→ EXERCISE
Reproduce all of the data below without alteration; exclude every picture.
==== EXERCISE MATERIAL ====
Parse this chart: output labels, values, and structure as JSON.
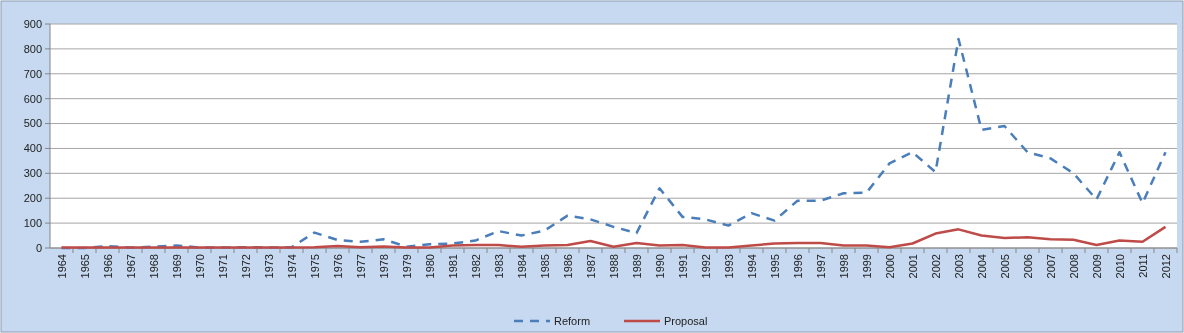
{
  "chart_data": {
    "type": "line",
    "categories": [
      "1964",
      "1965",
      "1966",
      "1967",
      "1968",
      "1969",
      "1970",
      "1971",
      "1972",
      "1973",
      "1974",
      "1975",
      "1976",
      "1977",
      "1978",
      "1979",
      "1980",
      "1981",
      "1982",
      "1983",
      "1984",
      "1985",
      "1986",
      "1987",
      "1988",
      "1989",
      "1990",
      "1991",
      "1992",
      "1993",
      "1994",
      "1995",
      "1996",
      "1997",
      "1998",
      "1999",
      "2000",
      "2001",
      "2002",
      "2003",
      "2004",
      "2005",
      "2006",
      "2007",
      "2008",
      "2009",
      "2010",
      "2011",
      "2012"
    ],
    "series": [
      {
        "name": "Reform",
        "color": "#4a7ebb",
        "line_style": "dashed",
        "values": [
          0,
          0,
          8,
          2,
          5,
          10,
          2,
          2,
          3,
          2,
          3,
          62,
          32,
          25,
          35,
          5,
          15,
          18,
          30,
          68,
          50,
          70,
          130,
          115,
          85,
          60,
          240,
          125,
          115,
          90,
          140,
          110,
          190,
          190,
          220,
          222,
          340,
          385,
          305,
          840,
          475,
          490,
          385,
          360,
          300,
          195,
          385,
          180,
          385
        ]
      },
      {
        "name": "Proposal",
        "color": "#be4b48",
        "line_style": "solid",
        "values": [
          2,
          2,
          2,
          2,
          2,
          2,
          2,
          2,
          2,
          2,
          2,
          3,
          8,
          3,
          6,
          2,
          2,
          10,
          12,
          12,
          5,
          10,
          12,
          28,
          5,
          20,
          10,
          12,
          2,
          2,
          10,
          18,
          20,
          20,
          10,
          10,
          3,
          18,
          58,
          75,
          50,
          40,
          43,
          35,
          33,
          12,
          30,
          25,
          85
        ]
      }
    ],
    "ylim": [
      0,
      900
    ],
    "yticks": [
      0,
      100,
      200,
      300,
      400,
      500,
      600,
      700,
      800,
      900
    ],
    "grid": "y",
    "legend": "bottom",
    "marker": "none"
  }
}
====
→ FINISHED EXERCISE
Parse this chart: output labels, values, and structure as JSON.
{
  "chart_data": {
    "type": "line",
    "categories": [
      "1964",
      "1965",
      "1966",
      "1967",
      "1968",
      "1969",
      "1970",
      "1971",
      "1972",
      "1973",
      "1974",
      "1975",
      "1976",
      "1977",
      "1978",
      "1979",
      "1980",
      "1981",
      "1982",
      "1983",
      "1984",
      "1985",
      "1986",
      "1987",
      "1988",
      "1989",
      "1990",
      "1991",
      "1992",
      "1993",
      "1994",
      "1995",
      "1996",
      "1997",
      "1998",
      "1999",
      "2000",
      "2001",
      "2002",
      "2003",
      "2004",
      "2005",
      "2006",
      "2007",
      "2008",
      "2009",
      "2010",
      "2011",
      "2012"
    ],
    "series": [
      {
        "name": "Reform",
        "color": "#4a7ebb",
        "line_style": "dashed",
        "values": [
          0,
          0,
          8,
          2,
          5,
          10,
          2,
          2,
          3,
          2,
          3,
          62,
          32,
          25,
          35,
          5,
          15,
          18,
          30,
          68,
          50,
          70,
          130,
          115,
          85,
          60,
          240,
          125,
          115,
          90,
          140,
          110,
          190,
          190,
          220,
          222,
          340,
          385,
          305,
          840,
          475,
          490,
          385,
          360,
          300,
          195,
          385,
          180,
          385
        ]
      },
      {
        "name": "Proposal",
        "color": "#be4b48",
        "line_style": "solid",
        "values": [
          2,
          2,
          2,
          2,
          2,
          2,
          2,
          2,
          2,
          2,
          2,
          3,
          8,
          3,
          6,
          2,
          2,
          10,
          12,
          12,
          5,
          10,
          12,
          28,
          5,
          20,
          10,
          12,
          2,
          2,
          10,
          18,
          20,
          20,
          10,
          10,
          3,
          18,
          58,
          75,
          50,
          40,
          43,
          35,
          33,
          12,
          30,
          25,
          85
        ]
      }
    ],
    "ylim": [
      0,
      900
    ],
    "yticks": [
      0,
      100,
      200,
      300,
      400,
      500,
      600,
      700,
      800,
      900
    ],
    "grid": "y",
    "legend": "bottom",
    "marker": "none"
  }
}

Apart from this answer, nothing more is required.